Return all entries precisely as they stand, without the images.

Materials provided:

=====

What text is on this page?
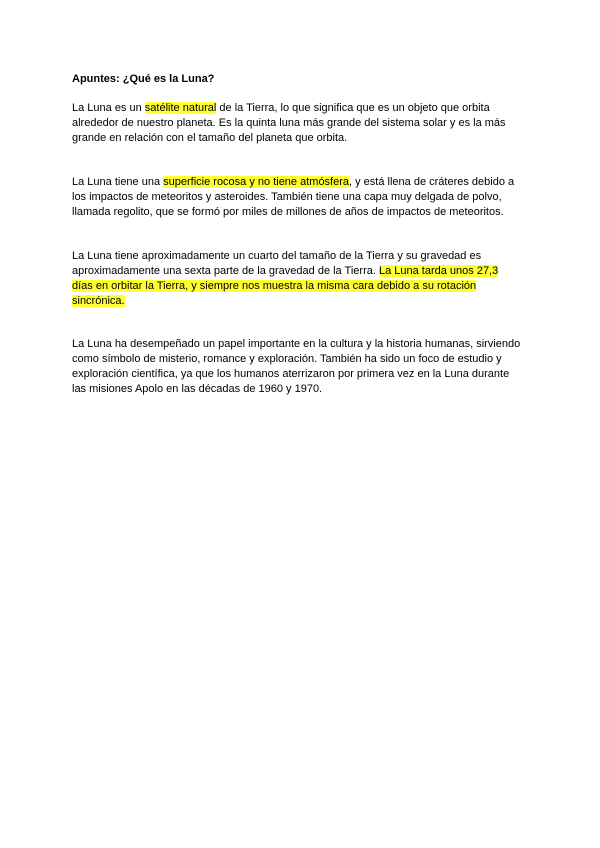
Apuntes: ¿Qué es la Luna?
La Luna es un satélite natural de la Tierra, lo que significa que es un objeto que orbita
alrededor de nuestro planeta. Es la quinta luna más grande del sistema solar y es la más
grande en relación con el tamaño del planeta que orbita.
La Luna tiene una superficie rocosa y no tiene atmósfera, y está llena de cráteres debido a
los impactos de meteoritos y asteroides. También tiene una capa muy delgada de polvo,
llamada regolito, que se formó por miles de millones de años de impactos de meteoritos.
La Luna tiene aproximadamente un cuarto del tamaño de la Tierra y su gravedad es
aproximadamente una sexta parte de la gravedad de la Tierra. La Luna tarda unos 27,3
días en orbitar la Tierra, y siempre nos muestra la misma cara debido a su rotación
sincrónica.
La Luna ha desempeñado un papel importante en la cultura y la historia humanas, sirviendo
como símbolo de misterio, romance y exploración. También ha sido un foco de estudio y
exploración científica, ya que los humanos aterrizaron por primera vez en la Luna durante
las misiones Apolo en las décadas de 1960 y 1970.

=====

Complete response:
What text is on this page?
Apuntes: ¿Qué es la Luna?
La Luna es un satélite natural de la Tierra, lo que significa que es un objeto que orbita
alrededor de nuestro planeta. Es la quinta luna más grande del sistema solar y es la más
grande en relación con el tamaño del planeta que orbita.
La Luna tiene una superficie rocosa y no tiene atmósfera, y está llena de cráteres debido a
los impactos de meteoritos y asteroides. También tiene una capa muy delgada de polvo,
llamada regolito, que se formó por miles de millones de años de impactos de meteoritos.
La Luna tiene aproximadamente un cuarto del tamaño de la Tierra y su gravedad es
aproximadamente una sexta parte de la gravedad de la Tierra. La Luna tarda unos 27,3
días en orbitar la Tierra, y siempre nos muestra la misma cara debido a su rotación
sincrónica.
La Luna ha desempeñado un papel importante en la cultura y la historia humanas, sirviendo
como símbolo de misterio, romance y exploración. También ha sido un foco de estudio y
exploración científica, ya que los humanos aterrizaron por primera vez en la Luna durante
las misiones Apolo en las décadas de 1960 y 1970.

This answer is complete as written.